Write out the data below in full, unchanged, minus the images.

#### Supplied data ####

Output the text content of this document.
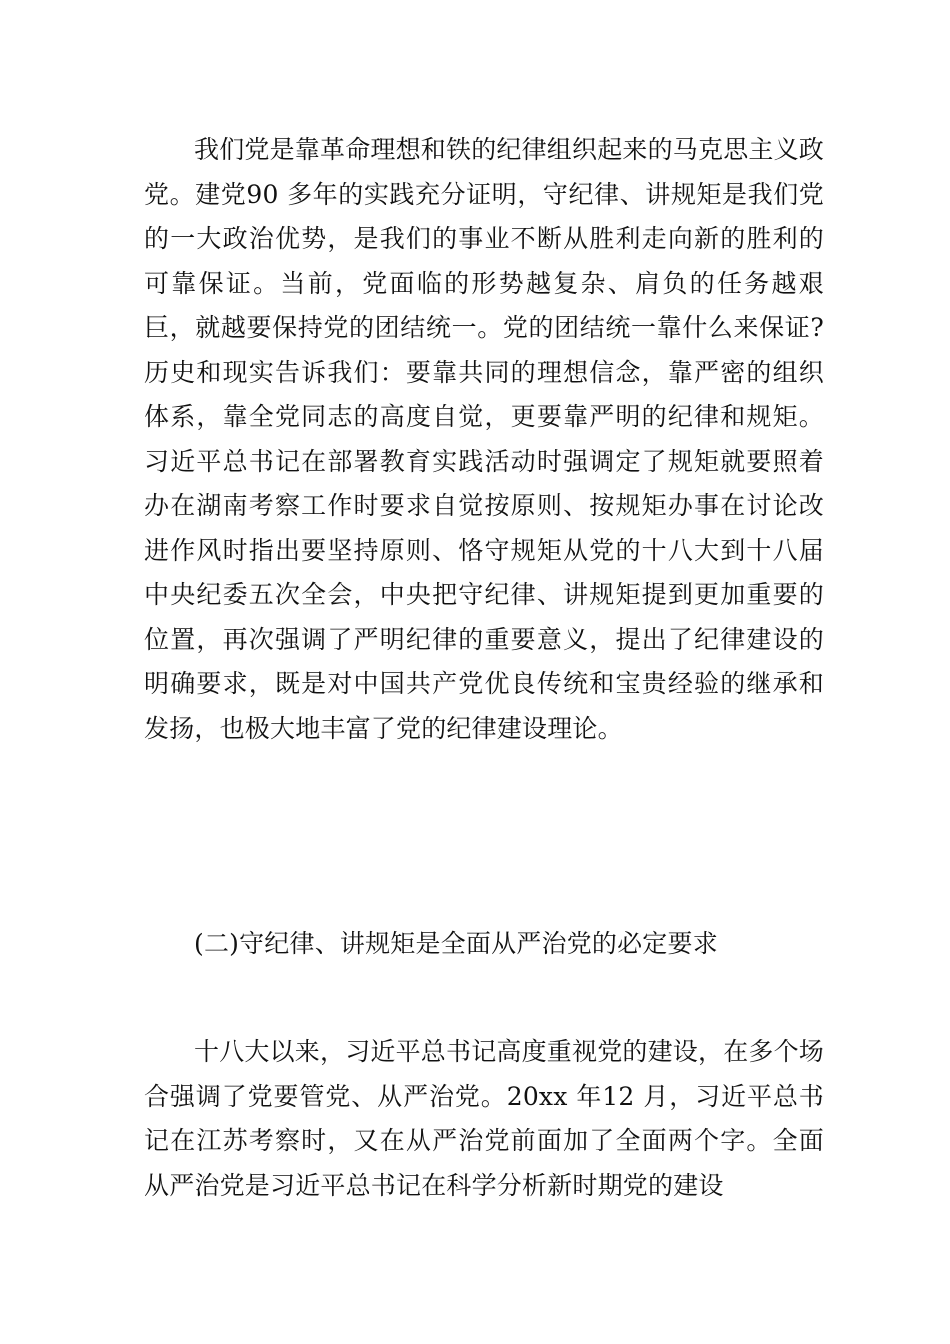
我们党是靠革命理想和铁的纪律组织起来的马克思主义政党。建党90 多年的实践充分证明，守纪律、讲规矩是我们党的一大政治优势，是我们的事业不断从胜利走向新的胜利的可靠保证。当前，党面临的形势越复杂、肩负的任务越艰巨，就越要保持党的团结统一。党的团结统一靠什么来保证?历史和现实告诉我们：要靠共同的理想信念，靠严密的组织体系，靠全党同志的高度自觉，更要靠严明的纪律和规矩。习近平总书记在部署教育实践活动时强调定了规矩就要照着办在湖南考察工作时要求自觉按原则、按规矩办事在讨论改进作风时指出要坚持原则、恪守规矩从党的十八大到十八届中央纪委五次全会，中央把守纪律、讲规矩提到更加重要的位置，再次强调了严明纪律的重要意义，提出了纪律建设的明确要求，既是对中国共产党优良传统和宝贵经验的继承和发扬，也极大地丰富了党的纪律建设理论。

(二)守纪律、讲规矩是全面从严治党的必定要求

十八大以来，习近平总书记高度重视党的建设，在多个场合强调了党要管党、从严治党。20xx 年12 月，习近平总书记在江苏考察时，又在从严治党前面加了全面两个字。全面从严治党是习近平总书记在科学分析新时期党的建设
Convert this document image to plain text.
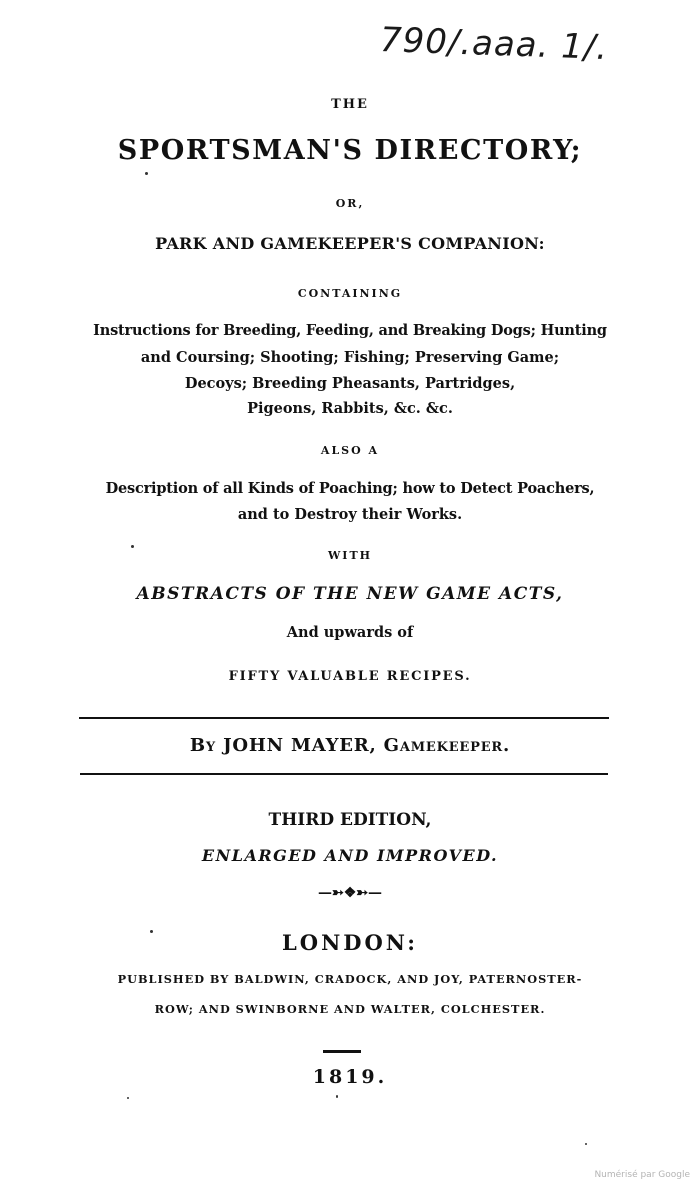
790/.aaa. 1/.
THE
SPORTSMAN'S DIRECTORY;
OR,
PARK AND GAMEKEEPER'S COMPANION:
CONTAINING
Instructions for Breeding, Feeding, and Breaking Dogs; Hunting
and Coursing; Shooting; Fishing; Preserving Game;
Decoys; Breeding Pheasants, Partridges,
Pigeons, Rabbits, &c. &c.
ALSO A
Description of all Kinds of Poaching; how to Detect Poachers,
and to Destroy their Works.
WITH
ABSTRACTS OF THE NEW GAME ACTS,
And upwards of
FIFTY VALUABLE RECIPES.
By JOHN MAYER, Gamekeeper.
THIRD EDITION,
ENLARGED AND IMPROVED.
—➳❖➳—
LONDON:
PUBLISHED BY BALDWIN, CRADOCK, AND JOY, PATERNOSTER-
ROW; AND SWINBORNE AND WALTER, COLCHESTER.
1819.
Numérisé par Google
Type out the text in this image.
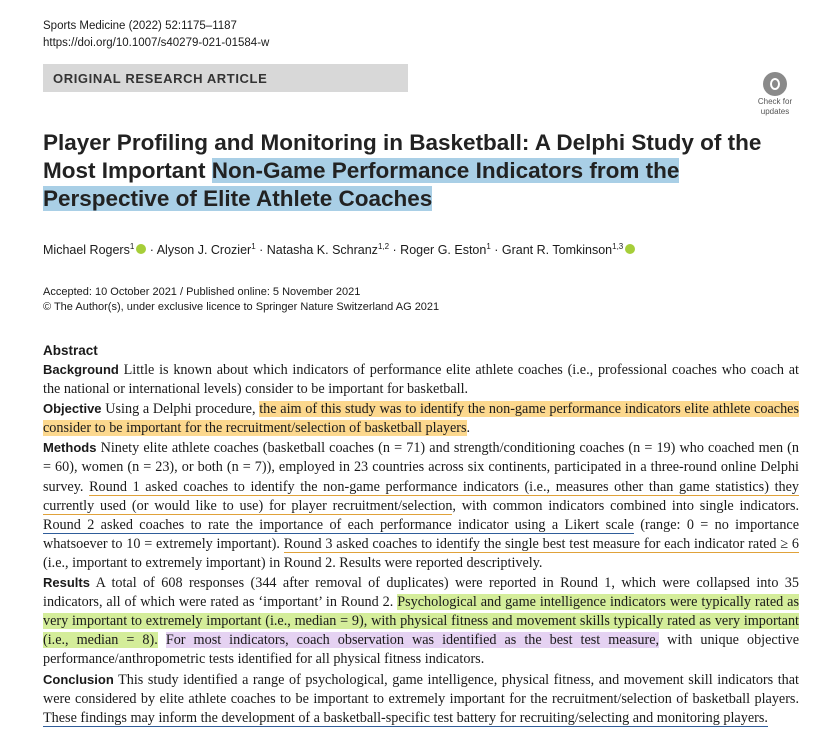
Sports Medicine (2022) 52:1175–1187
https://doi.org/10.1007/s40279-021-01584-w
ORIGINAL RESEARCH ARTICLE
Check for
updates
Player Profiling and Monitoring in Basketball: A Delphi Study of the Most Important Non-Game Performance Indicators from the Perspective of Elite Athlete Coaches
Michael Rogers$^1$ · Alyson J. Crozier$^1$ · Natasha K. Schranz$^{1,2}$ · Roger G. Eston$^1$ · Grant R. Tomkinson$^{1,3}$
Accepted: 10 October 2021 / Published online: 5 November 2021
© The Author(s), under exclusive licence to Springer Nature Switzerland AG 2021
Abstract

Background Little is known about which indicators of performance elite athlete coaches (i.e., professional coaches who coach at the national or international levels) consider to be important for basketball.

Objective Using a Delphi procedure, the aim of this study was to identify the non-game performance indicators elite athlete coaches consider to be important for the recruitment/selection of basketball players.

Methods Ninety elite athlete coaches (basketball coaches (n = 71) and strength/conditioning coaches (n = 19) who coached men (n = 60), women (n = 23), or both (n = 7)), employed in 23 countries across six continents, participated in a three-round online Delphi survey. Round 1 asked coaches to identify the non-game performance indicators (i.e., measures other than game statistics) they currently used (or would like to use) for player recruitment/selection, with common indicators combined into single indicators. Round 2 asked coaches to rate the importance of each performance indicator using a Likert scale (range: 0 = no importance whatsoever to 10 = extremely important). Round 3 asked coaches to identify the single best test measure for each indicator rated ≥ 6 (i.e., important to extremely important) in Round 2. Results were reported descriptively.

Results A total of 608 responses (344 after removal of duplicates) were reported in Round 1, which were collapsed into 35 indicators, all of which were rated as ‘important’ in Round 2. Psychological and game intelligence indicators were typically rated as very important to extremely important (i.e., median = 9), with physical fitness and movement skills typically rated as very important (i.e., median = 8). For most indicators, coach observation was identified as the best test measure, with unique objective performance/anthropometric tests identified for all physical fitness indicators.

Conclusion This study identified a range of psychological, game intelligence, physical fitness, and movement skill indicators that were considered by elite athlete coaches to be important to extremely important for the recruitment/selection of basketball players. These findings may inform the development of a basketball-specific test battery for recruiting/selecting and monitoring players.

####

Response to this exercise –
Output the text content of this document.
我们党是靠革命理想和铁的纪律组织起来的马克思主义政党。建党90 多年的实践充分证明，守纪律、讲规矩是我们党的一大政治优势，是我们的事业不断从胜利走向新的胜利的可靠保证。当前，党面临的形势越复杂、肩负的任务越艰巨，就越要保持党的团结统一。党的团结统一靠什么来保证?历史和现实告诉我们：要靠共同的理想信念，靠严密的组织体系，靠全党同志的高度自觉，更要靠严明的纪律和规矩。习近平总书记在部署教育实践活动时强调定了规矩就要照着办在湖南考察工作时要求自觉按原则、按规矩办事在讨论改进作风时指出要坚持原则、恪守规矩从党的十八大到十八届中央纪委五次全会，中央把守纪律、讲规矩提到更加重要的位置，再次强调了严明纪律的重要意义，提出了纪律建设的明确要求，既是对中国共产党优良传统和宝贵经验的继承和发扬，也极大地丰富了党的纪律建设理论。

(二)守纪律、讲规矩是全面从严治党的必定要求

十八大以来，习近平总书记高度重视党的建设，在多个场合强调了党要管党、从严治党。20xx 年12 月，习近平总书记在江苏考察时，又在从严治党前面加了全面两个字。全面从严治党是习近平总书记在科学分析新时期党的建设
Convert this document image to plain text.
790/.aaa. 1/.
THE
SPORTSMAN'S DIRECTORY;
OR,
PARK AND GAMEKEEPER'S COMPANION:
CONTAINING
Instructions for Breeding, Feeding, and Breaking Dogs; Hunting
and Coursing; Shooting; Fishing; Preserving Game;
Decoys; Breeding Pheasants, Partridges,
Pigeons, Rabbits, &c. &c.
ALSO A
Description of all Kinds of Poaching; how to Detect Poachers,
and to Destroy their Works.
WITH
ABSTRACTS OF THE NEW GAME ACTS,
And upwards of
FIFTY VALUABLE RECIPES.
By JOHN MAYER, Gamekeeper.
THIRD EDITION,
ENLARGED AND IMPROVED.
—➳❖➳—
LONDON:
PUBLISHED BY BALDWIN, CRADOCK, AND JOY, PATERNOSTER-
ROW; AND SWINBORNE AND WALTER, COLCHESTER.
1819.
Numérisé par Google
Type out the text in this image.
Sports Medicine (2022) 52:1175–1187
https://doi.org/10.1007/s40279-021-01584-w
ORIGINAL RESEARCH ARTICLE
Check for
updates
Player Profiling and Monitoring in Basketball: A Delphi Study of the Most Important Non-Game Performance Indicators from the Perspective of Elite Athlete Coaches
Michael Rogers$^1$ · Alyson J. Crozier$^1$ · Natasha K. Schranz$^{1,2}$ · Roger G. Eston$^1$ · Grant R. Tomkinson$^{1,3}$
Accepted: 10 October 2021 / Published online: 5 November 2021
© The Author(s), under exclusive licence to Springer Nature Switzerland AG 2021
Abstract

Background Little is known about which indicators of performance elite athlete coaches (i.e., professional coaches who coach at the national or international levels) consider to be important for basketball.

Objective Using a Delphi procedure, the aim of this study was to identify the non-game performance indicators elite athlete coaches consider to be important for the recruitment/selection of basketball players.

Methods Ninety elite athlete coaches (basketball coaches (n = 71) and strength/conditioning coaches (n = 19) who coached men (n = 60), women (n = 23), or both (n = 7)), employed in 23 countries across six continents, participated in a three-round online Delphi survey. Round 1 asked coaches to identify the non-game performance indicators (i.e., measures other than game statistics) they currently used (or would like to use) for player recruitment/selection, with common indicators combined into single indicators. Round 2 asked coaches to rate the importance of each performance indicator using a Likert scale (range: 0 = no importance whatsoever to 10 = extremely important). Round 3 asked coaches to identify the single best test measure for each indicator rated ≥ 6 (i.e., important to extremely important) in Round 2. Results were reported descriptively.

Results A total of 608 responses (344 after removal of duplicates) were reported in Round 1, which were collapsed into 35 indicators, all of which were rated as ‘important’ in Round 2. Psychological and game intelligence indicators were typically rated as very important to extremely important (i.e., median = 9), with physical fitness and movement skills typically rated as very important (i.e., median = 8). For most indicators, coach observation was identified as the best test measure, with unique objective performance/anthropometric tests identified for all physical fitness indicators.

Conclusion This study identified a range of psychological, game intelligence, physical fitness, and movement skill indicators that were considered by elite athlete coaches to be important to extremely important for the recruitment/selection of basketball players. These findings may inform the development of a basketball-specific test battery for recruiting/selecting and monitoring players.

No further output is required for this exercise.